Gather every line below that contains the word "Category", copying each one in full.

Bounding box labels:
□ □ □ □ □ □ □

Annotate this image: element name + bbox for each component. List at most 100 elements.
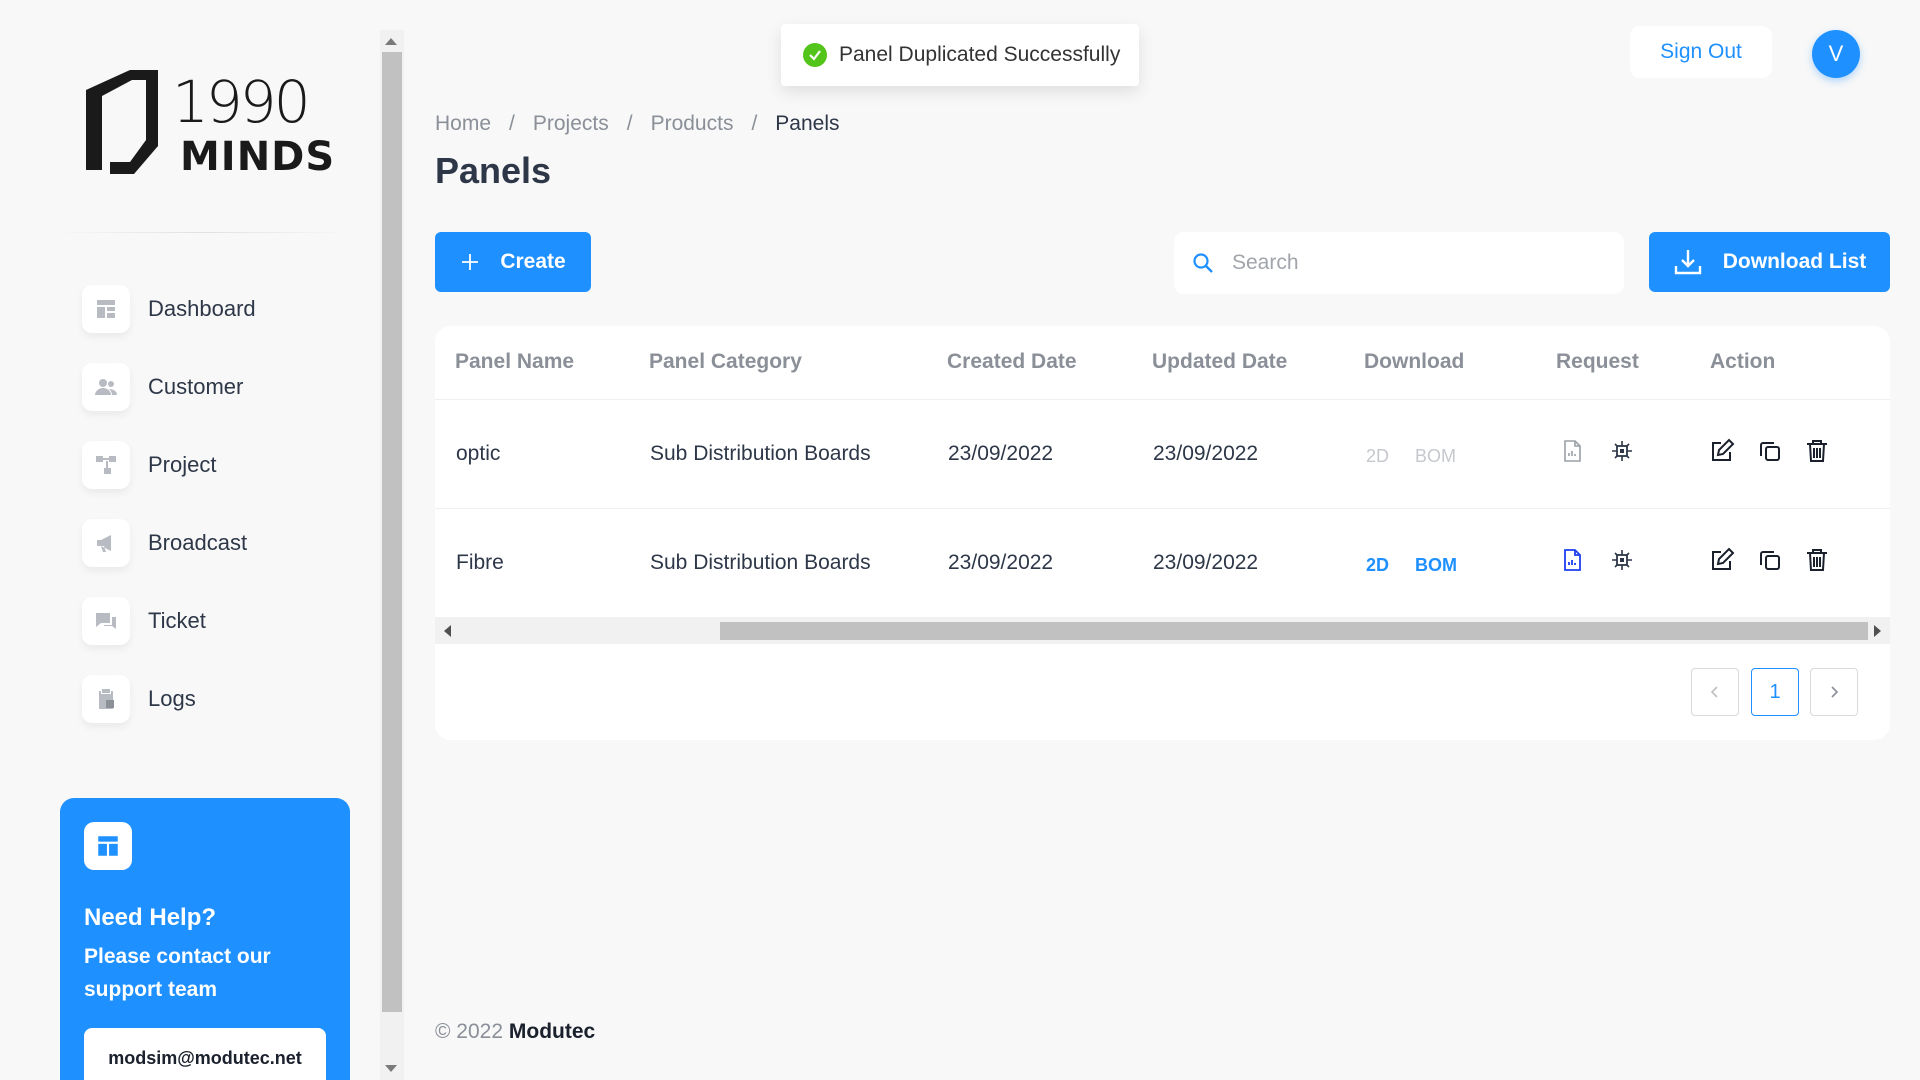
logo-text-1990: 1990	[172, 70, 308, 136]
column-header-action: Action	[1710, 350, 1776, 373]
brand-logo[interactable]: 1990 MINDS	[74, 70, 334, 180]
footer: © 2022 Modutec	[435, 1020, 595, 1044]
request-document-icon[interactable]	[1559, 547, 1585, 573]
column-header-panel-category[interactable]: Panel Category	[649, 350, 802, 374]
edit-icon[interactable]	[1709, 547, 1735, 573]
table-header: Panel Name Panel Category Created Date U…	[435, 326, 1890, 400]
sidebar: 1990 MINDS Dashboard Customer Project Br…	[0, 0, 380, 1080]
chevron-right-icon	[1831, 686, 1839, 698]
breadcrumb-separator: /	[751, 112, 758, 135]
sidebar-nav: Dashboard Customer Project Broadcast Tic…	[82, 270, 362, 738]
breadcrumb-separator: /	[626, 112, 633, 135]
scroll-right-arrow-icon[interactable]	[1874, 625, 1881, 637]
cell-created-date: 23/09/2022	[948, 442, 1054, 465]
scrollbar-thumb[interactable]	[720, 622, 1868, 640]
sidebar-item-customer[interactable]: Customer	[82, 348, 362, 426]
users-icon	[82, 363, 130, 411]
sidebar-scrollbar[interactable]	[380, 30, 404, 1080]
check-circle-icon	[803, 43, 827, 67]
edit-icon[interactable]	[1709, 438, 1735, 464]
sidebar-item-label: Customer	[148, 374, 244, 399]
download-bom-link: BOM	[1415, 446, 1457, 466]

□ □ □ □ □ □ □

TASK OUTPUT -
column-header-panel-category[interactable]: Panel Category	[649, 350, 802, 374]
table-header: Panel Name Panel Category Created Date U…	[435, 326, 1890, 400]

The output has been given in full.